Each line that holds the word "colors" is to be identified and copied.

————————

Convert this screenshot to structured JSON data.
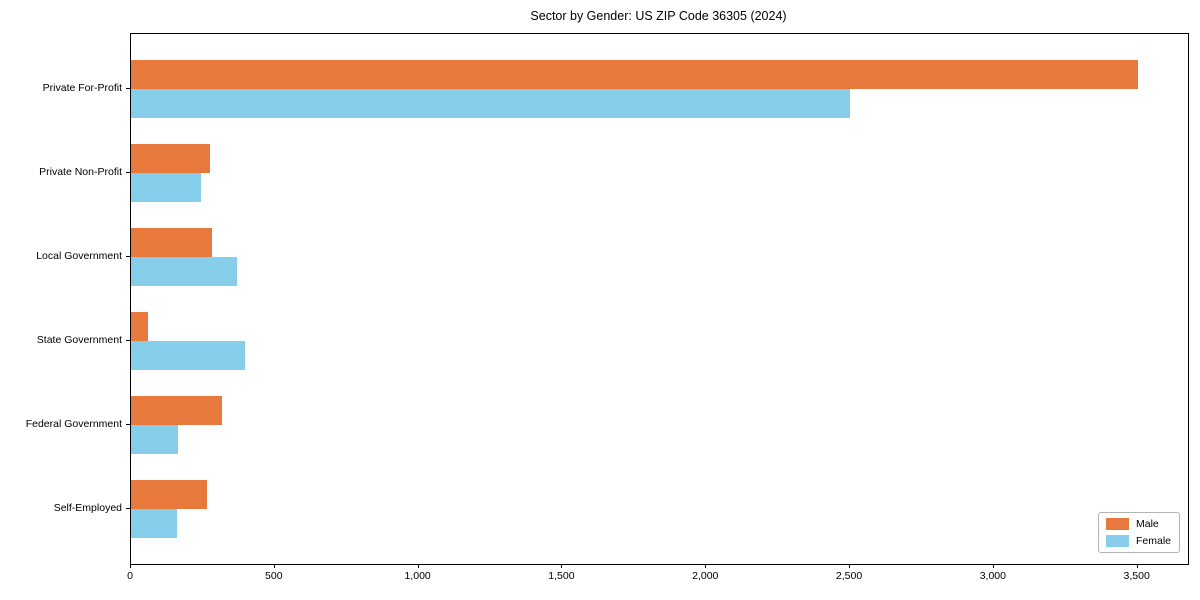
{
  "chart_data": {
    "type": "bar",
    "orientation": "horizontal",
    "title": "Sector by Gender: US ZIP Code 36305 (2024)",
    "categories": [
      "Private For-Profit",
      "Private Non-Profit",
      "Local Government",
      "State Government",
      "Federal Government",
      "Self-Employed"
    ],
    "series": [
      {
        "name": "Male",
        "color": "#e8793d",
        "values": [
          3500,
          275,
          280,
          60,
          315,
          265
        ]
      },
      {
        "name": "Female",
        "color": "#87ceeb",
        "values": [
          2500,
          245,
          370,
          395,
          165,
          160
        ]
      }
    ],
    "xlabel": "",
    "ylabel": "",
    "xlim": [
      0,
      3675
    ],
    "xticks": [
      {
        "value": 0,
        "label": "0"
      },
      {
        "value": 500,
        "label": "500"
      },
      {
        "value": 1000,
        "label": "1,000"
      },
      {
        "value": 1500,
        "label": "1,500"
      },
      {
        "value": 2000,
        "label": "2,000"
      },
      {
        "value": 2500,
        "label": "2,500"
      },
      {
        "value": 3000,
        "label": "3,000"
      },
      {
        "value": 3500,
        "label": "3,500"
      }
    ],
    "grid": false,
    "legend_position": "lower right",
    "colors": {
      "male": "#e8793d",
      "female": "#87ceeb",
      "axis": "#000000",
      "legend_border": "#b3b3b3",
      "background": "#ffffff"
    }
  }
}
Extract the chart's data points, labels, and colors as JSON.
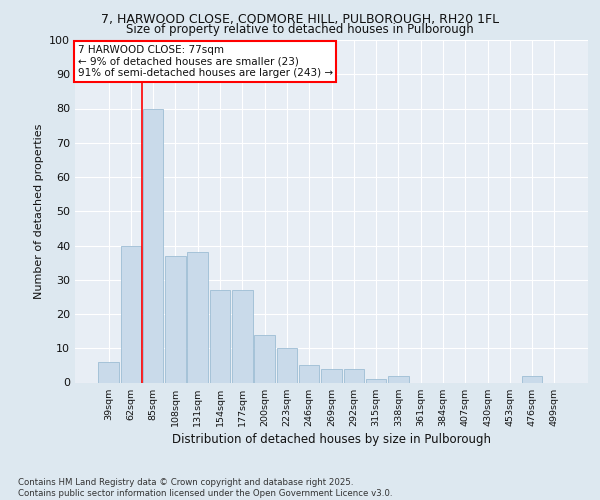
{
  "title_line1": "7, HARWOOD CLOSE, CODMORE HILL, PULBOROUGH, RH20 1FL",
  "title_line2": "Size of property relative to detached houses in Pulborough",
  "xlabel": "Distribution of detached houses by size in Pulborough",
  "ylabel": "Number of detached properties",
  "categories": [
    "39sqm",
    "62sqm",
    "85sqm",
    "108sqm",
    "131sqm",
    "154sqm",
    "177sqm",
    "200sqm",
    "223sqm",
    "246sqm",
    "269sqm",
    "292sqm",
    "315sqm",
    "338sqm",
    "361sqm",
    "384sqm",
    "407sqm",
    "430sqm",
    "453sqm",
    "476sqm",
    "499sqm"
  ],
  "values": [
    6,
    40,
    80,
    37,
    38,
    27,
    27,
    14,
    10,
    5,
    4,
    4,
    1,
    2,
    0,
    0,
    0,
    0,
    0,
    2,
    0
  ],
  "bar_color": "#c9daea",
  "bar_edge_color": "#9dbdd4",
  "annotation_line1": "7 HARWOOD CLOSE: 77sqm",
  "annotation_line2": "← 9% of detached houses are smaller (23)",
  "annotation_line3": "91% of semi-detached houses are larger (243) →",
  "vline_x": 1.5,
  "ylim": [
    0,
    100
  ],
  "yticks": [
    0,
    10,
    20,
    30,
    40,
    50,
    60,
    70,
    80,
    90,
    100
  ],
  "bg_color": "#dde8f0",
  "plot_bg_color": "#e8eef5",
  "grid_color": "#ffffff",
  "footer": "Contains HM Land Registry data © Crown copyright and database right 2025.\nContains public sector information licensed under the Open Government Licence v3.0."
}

————————

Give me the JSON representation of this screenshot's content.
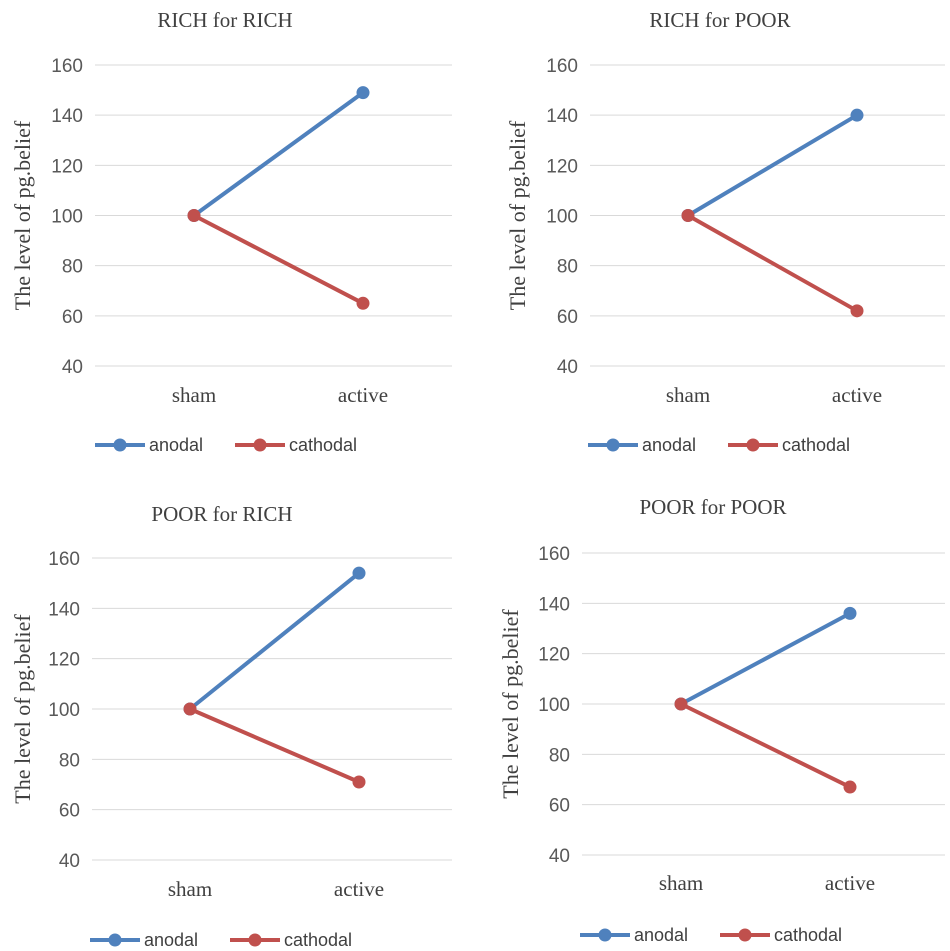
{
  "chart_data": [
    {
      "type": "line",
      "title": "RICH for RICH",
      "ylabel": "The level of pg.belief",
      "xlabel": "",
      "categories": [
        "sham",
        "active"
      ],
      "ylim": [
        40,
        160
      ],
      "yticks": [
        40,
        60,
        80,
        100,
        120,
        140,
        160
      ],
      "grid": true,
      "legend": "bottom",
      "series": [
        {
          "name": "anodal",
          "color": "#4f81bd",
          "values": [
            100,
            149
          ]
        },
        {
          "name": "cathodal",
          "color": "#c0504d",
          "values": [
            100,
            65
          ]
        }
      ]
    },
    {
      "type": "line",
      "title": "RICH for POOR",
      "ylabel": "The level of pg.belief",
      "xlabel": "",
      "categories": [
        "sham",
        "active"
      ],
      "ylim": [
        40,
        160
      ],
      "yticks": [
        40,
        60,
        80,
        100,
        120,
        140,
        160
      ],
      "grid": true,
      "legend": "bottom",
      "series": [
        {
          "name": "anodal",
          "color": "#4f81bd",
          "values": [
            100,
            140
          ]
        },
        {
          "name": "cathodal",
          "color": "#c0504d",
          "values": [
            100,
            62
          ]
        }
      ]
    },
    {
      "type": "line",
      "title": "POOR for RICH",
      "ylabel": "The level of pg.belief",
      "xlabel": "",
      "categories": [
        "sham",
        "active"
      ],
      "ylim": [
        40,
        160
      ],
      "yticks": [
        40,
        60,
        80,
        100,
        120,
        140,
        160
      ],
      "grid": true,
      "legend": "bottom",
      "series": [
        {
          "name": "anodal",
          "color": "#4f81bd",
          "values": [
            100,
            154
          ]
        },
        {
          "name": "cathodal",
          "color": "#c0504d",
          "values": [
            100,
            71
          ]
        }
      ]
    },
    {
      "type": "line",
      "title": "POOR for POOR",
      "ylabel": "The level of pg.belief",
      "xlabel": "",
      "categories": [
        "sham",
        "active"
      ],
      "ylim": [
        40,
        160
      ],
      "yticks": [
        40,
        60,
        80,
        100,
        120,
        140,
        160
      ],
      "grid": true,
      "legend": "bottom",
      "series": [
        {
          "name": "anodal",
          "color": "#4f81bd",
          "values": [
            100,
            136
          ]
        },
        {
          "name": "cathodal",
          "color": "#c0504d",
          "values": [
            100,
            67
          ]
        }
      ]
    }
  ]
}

————————

## Result of the exercise
    "colors": {
Extract the chart's data points, labels, and colors as JSON.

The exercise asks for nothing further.